# Goal of the exercise
Report only the number of lines that hold the word "channel".

# Excerpted data

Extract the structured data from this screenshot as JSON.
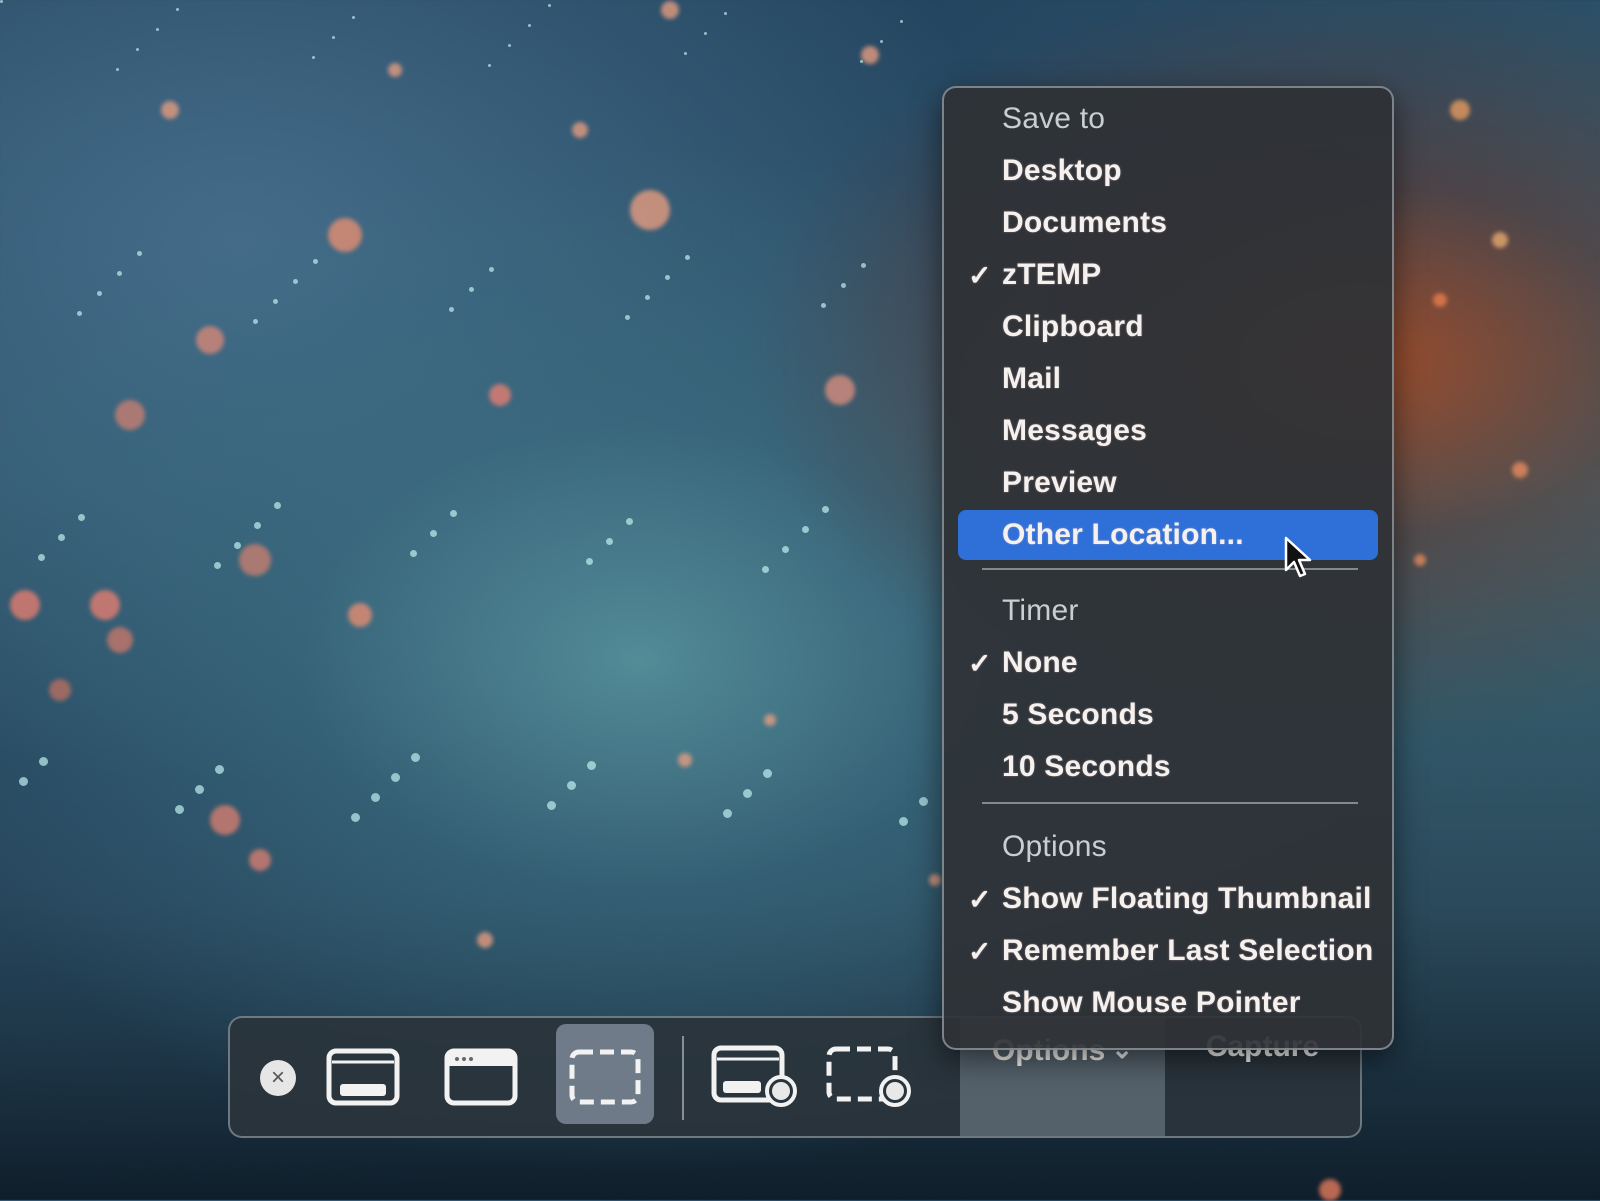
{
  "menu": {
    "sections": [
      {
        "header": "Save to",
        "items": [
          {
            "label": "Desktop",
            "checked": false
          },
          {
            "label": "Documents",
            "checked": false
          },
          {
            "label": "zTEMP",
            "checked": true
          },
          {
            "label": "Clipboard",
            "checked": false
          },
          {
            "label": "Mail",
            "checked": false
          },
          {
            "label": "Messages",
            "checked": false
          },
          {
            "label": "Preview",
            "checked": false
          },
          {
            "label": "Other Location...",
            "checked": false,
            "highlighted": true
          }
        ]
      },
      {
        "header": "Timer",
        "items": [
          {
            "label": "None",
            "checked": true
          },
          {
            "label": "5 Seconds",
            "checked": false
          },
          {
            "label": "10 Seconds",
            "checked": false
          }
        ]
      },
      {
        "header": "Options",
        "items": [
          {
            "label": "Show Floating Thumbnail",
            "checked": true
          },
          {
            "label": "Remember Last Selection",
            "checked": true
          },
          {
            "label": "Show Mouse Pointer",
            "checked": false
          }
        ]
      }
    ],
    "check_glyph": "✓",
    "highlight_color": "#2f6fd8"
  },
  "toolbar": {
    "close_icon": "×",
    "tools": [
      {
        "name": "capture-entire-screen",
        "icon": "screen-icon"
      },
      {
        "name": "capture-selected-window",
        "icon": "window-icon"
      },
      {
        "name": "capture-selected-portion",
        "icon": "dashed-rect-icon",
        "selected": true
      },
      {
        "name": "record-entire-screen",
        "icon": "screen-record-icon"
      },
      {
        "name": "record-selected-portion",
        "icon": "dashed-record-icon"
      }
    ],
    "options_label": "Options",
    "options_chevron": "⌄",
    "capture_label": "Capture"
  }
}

==

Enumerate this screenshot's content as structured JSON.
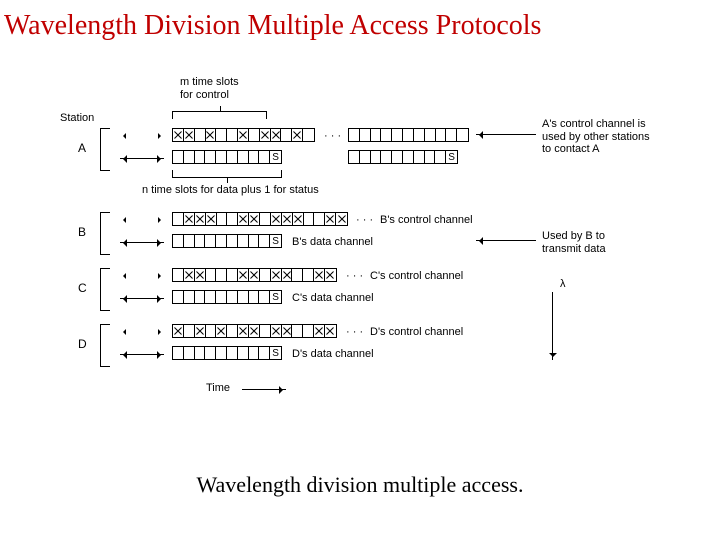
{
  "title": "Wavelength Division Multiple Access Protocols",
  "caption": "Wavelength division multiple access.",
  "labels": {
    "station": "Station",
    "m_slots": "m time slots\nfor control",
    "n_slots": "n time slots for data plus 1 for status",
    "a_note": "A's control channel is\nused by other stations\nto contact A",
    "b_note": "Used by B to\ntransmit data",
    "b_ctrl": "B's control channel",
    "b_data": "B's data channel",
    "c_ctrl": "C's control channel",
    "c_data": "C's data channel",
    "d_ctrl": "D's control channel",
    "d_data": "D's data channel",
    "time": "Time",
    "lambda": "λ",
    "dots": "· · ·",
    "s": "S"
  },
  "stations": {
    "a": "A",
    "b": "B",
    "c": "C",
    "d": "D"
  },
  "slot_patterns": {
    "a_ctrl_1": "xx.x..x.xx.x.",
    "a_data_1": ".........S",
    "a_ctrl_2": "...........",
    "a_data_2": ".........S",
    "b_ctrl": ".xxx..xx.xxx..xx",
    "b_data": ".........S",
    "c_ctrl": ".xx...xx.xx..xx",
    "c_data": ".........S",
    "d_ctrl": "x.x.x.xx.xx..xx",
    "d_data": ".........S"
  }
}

...

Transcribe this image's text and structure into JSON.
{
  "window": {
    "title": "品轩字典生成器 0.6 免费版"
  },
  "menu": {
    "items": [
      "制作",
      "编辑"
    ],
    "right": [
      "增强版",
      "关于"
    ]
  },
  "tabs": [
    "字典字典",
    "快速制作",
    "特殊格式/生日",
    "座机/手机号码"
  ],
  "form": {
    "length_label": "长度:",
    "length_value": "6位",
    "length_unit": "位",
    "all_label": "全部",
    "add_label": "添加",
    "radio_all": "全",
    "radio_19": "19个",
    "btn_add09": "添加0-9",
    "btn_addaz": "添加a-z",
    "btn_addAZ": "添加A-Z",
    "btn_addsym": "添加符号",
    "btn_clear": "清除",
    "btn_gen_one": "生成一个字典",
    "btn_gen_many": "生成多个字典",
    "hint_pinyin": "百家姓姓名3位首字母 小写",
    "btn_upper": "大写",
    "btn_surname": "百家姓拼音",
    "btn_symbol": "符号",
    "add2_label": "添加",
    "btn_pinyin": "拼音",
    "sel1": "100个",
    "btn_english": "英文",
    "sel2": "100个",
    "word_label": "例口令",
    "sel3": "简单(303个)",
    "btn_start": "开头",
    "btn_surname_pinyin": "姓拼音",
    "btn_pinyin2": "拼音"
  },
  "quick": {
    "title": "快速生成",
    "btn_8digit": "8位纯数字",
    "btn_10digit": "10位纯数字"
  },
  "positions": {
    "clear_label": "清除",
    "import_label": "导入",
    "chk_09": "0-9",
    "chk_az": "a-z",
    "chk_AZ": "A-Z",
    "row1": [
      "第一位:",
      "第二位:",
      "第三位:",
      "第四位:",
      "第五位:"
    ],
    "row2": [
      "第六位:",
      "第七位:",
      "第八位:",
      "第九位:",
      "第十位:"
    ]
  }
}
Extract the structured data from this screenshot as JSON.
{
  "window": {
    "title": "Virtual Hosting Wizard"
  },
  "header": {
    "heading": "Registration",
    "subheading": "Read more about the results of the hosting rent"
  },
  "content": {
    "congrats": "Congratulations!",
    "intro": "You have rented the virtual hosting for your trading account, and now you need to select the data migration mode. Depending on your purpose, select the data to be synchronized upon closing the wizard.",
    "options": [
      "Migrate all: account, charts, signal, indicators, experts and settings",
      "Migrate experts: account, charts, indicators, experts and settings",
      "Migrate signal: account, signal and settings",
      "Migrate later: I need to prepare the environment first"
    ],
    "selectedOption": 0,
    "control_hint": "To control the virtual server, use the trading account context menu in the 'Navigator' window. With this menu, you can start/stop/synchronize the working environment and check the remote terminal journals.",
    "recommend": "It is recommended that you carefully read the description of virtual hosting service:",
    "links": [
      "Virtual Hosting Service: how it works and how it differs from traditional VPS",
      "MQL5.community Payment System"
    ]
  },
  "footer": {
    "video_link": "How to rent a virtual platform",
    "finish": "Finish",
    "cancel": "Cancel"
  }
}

# Response to this task
7